--- What to do ---
Every line of the material is to be quoted verbatim, minus the pictures.

--- Raw data ---

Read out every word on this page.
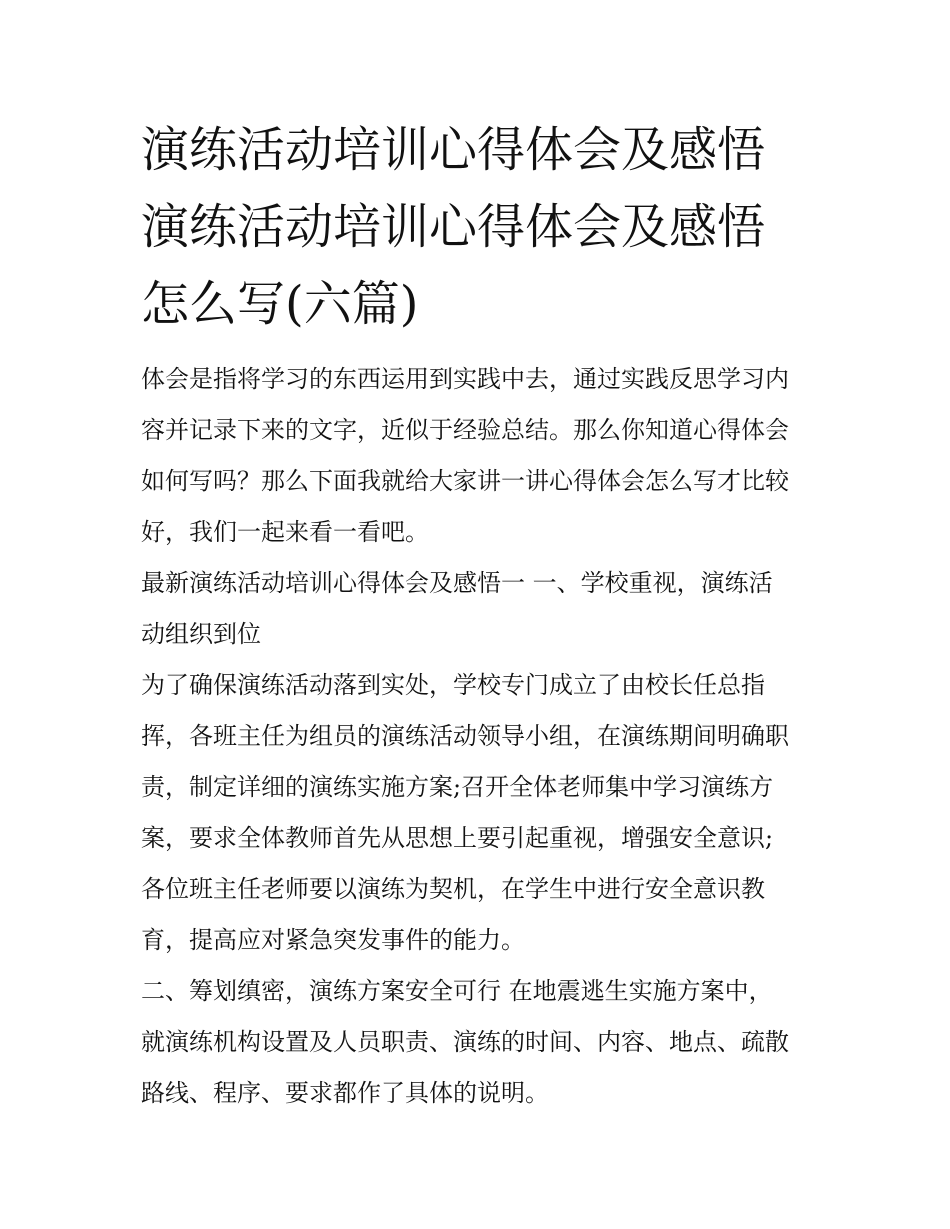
演练活动培训心得体会及感悟
演练活动培训心得体会及感悟
怎么写(六篇)

体会是指将学习的东西运用到实践中去，通过实践反思学习内
容并记录下来的文字，近似于经验总结。那么你知道心得体会
如何写吗？那么下面我就给大家讲一讲心得体会怎么写才比较
好，我们一起来看一看吧。

最新演练活动培训心得体会及感悟一 一、学校重视，演练活
动组织到位

为了确保演练活动落到实处，学校专门成立了由校长任总指
挥，各班主任为组员的演练活动领导小组，在演练期间明确职
责，制定详细的演练实施方案;召开全体老师集中学习演练方
案，要求全体教师首先从思想上要引起重视，增强安全意识;
各位班主任老师要以演练为契机，在学生中进行安全意识教
育，提高应对紧急突发事件的能力。

二、筹划缜密，演练方案安全可行 在地震逃生实施方案中，
就演练机构设置及人员职责、演练的时间、内容、地点、疏散
路线、程序、要求都作了具体的说明。
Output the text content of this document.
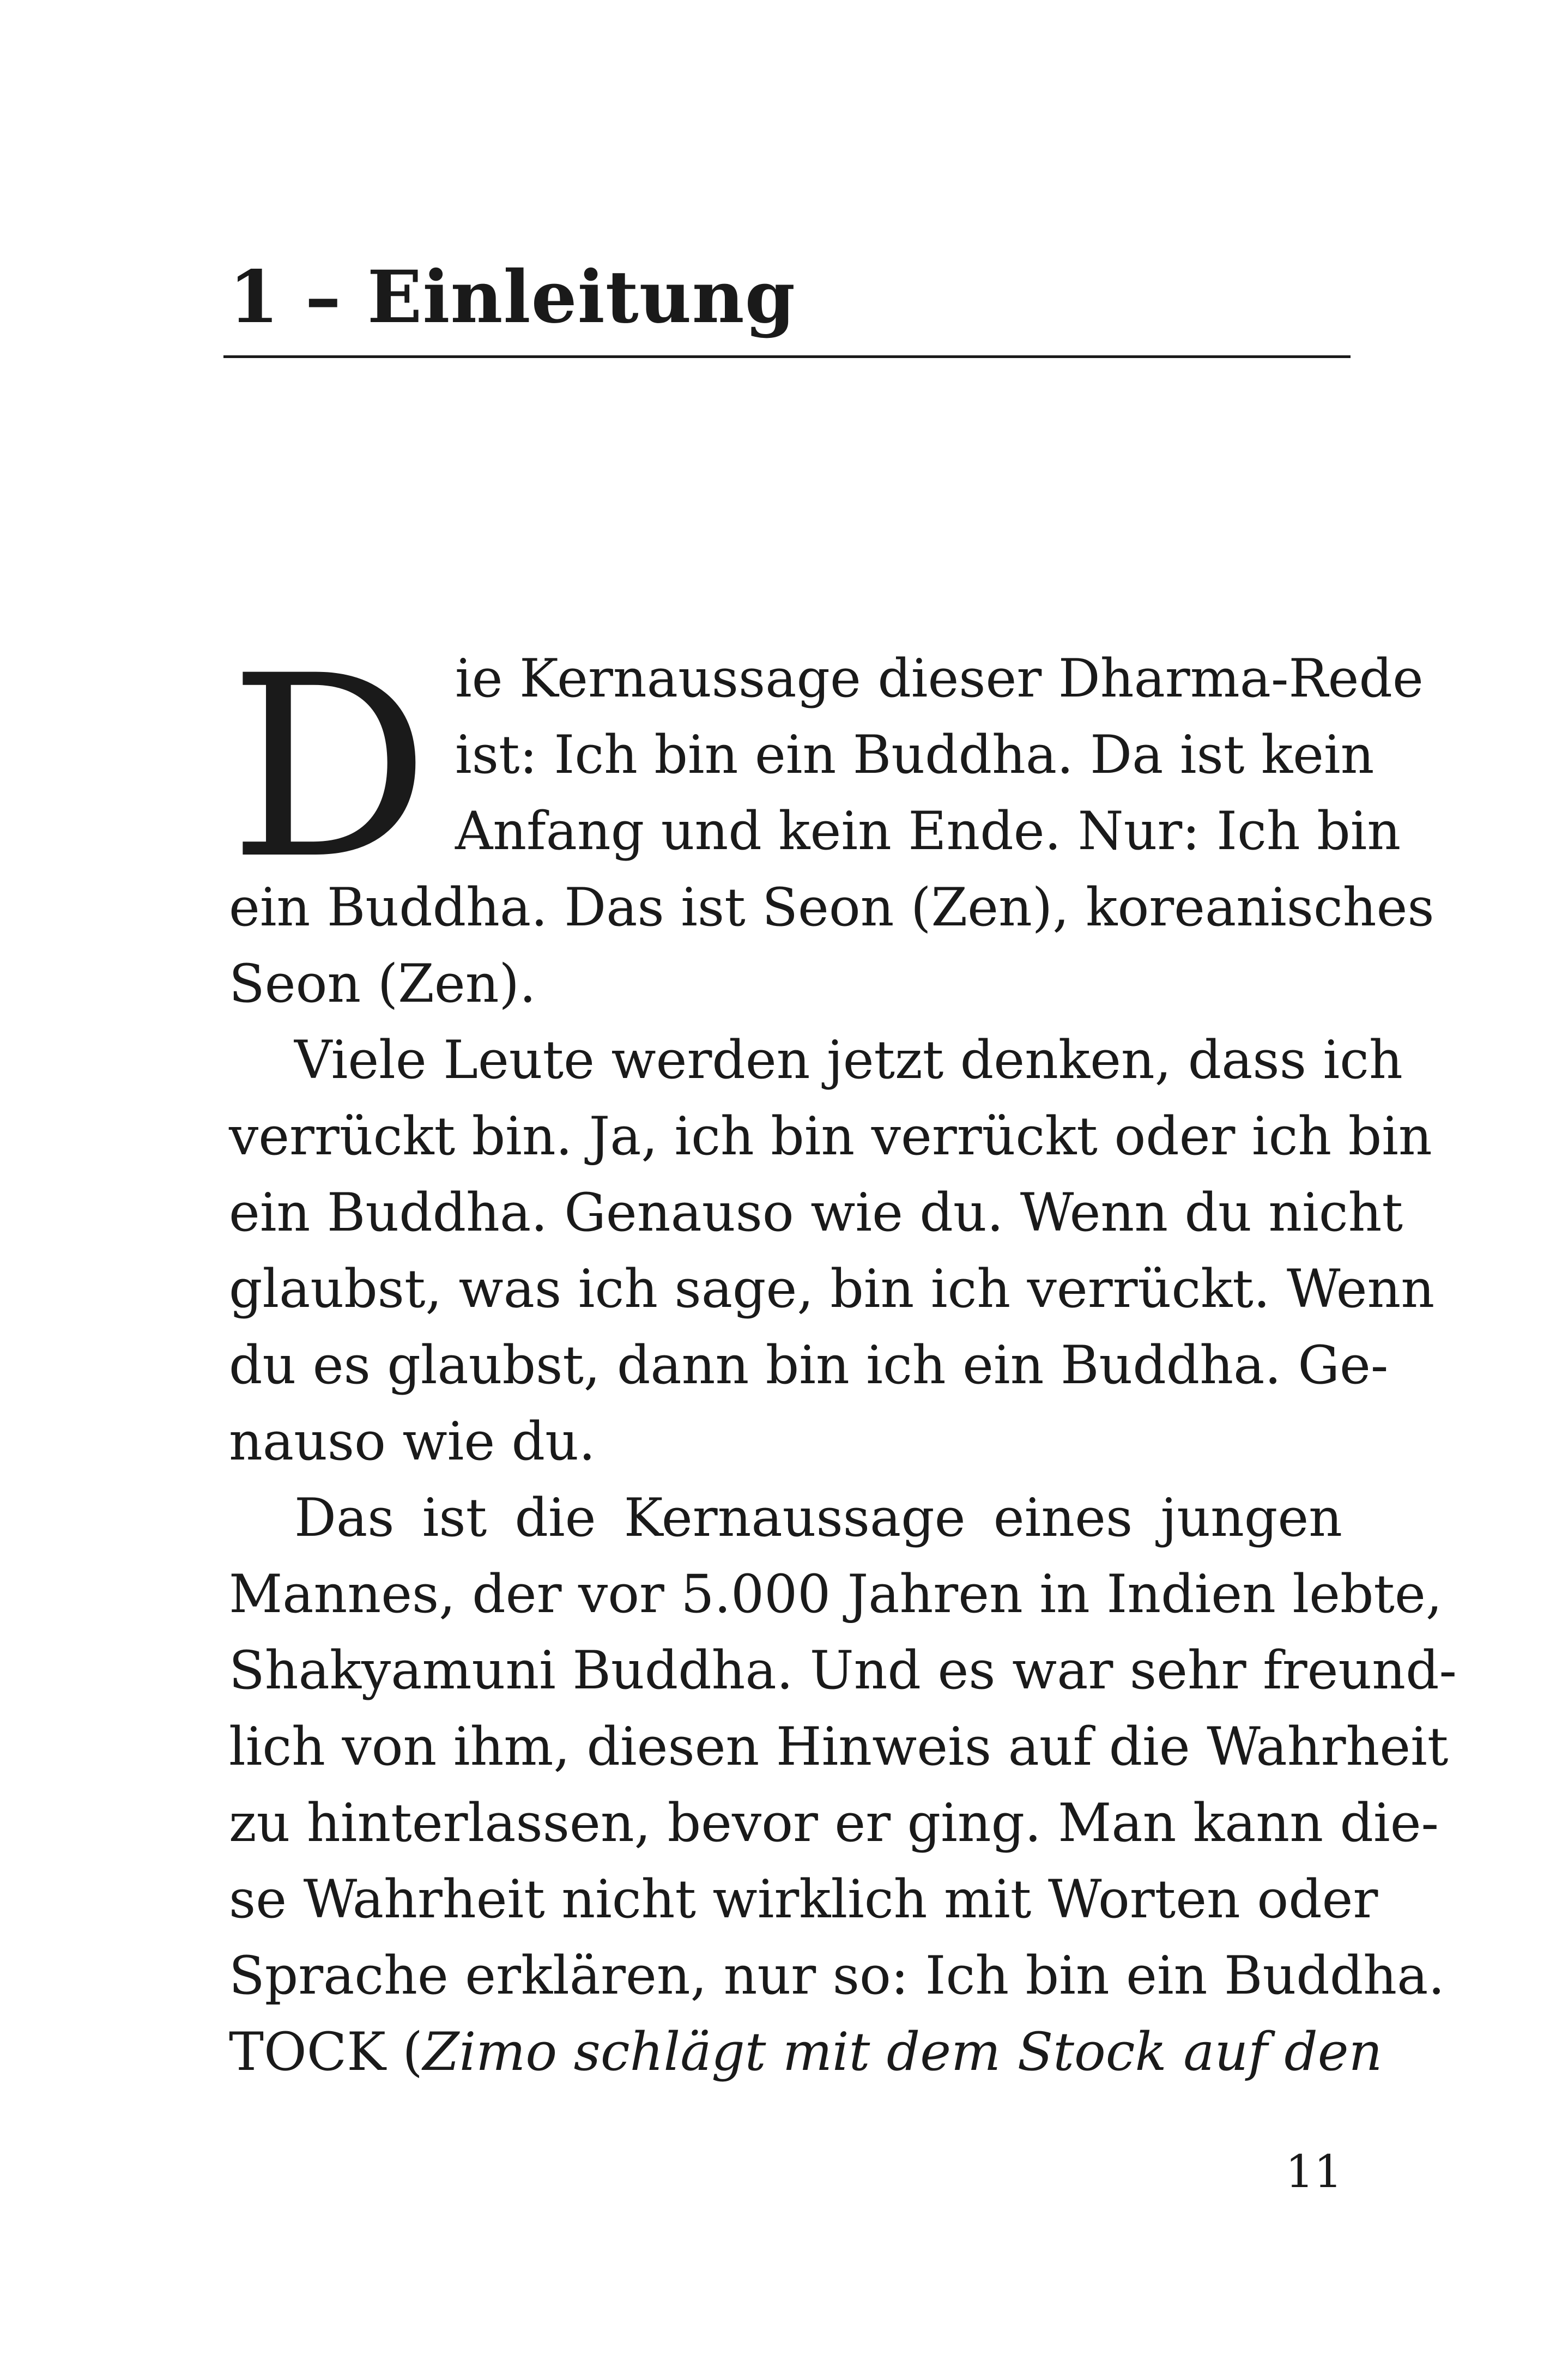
1 – Einleitung
D ie Kernaussage dieser Dharma-Rede
ist: Ich bin ein Buddha. Da ist kein
Anfang und kein Ende. Nur: Ich bin
ein Buddha. Das ist Seon (Zen), koreanisches
Seon (Zen).
Viele Leute werden jetzt denken, dass ich
verrückt bin. Ja, ich bin verrückt oder ich bin
ein Buddha. Genauso wie du. Wenn du nicht
glaubst, was ich sage, bin ich verrückt. Wenn
du es glaubst, dann bin ich ein Buddha. Ge-
nauso wie du.
Das ist die Kernaussage eines jungen
Mannes, der vor 5.000 Jahren in Indien lebte,
Shakyamuni Buddha. Und es war sehr freund-
lich von ihm, diesen Hinweis auf die Wahrheit
zu hinterlassen, bevor er ging. Man kann die-
se Wahrheit nicht wirklich mit Worten oder
Sprache erklären, nur so: Ich bin ein Buddha.
TOCK ( Zimo schlägt mit dem Stock auf den
11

--- Result for this task ---
Read out every word on this page.
演练活动培训心得体会及感悟
演练活动培训心得体会及感悟
怎么写(六篇)

体会是指将学习的东西运用到实践中去，通过实践反思学习内
容并记录下来的文字，近似于经验总结。那么你知道心得体会
如何写吗？那么下面我就给大家讲一讲心得体会怎么写才比较
好，我们一起来看一看吧。

最新演练活动培训心得体会及感悟一 一、学校重视，演练活
动组织到位

为了确保演练活动落到实处，学校专门成立了由校长任总指
挥，各班主任为组员的演练活动领导小组，在演练期间明确职
责，制定详细的演练实施方案;召开全体老师集中学习演练方
案，要求全体教师首先从思想上要引起重视，增强安全意识;
各位班主任老师要以演练为契机，在学生中进行安全意识教
育，提高应对紧急突发事件的能力。

二、筹划缜密，演练方案安全可行 在地震逃生实施方案中，
就演练机构设置及人员职责、演练的时间、内容、地点、疏散
路线、程序、要求都作了具体的说明。
Output the text content of this document.
1 – Einleitung
D ie Kernaussage dieser Dharma-Rede
ist: Ich bin ein Buddha. Da ist kein
Anfang und kein Ende. Nur: Ich bin
ein Buddha. Das ist Seon (Zen), koreanisches
Seon (Zen).
Viele Leute werden jetzt denken, dass ich
verrückt bin. Ja, ich bin verrückt oder ich bin
ein Buddha. Genauso wie du. Wenn du nicht
glaubst, was ich sage, bin ich verrückt. Wenn
du es glaubst, dann bin ich ein Buddha. Ge-
nauso wie du.
Das ist die Kernaussage eines jungen
Mannes, der vor 5.000 Jahren in Indien lebte,
Shakyamuni Buddha. Und es war sehr freund-
lich von ihm, diesen Hinweis auf die Wahrheit
zu hinterlassen, bevor er ging. Man kann die-
se Wahrheit nicht wirklich mit Worten oder
Sprache erklären, nur so: Ich bin ein Buddha.
TOCK ( Zimo schlägt mit dem Stock auf den
11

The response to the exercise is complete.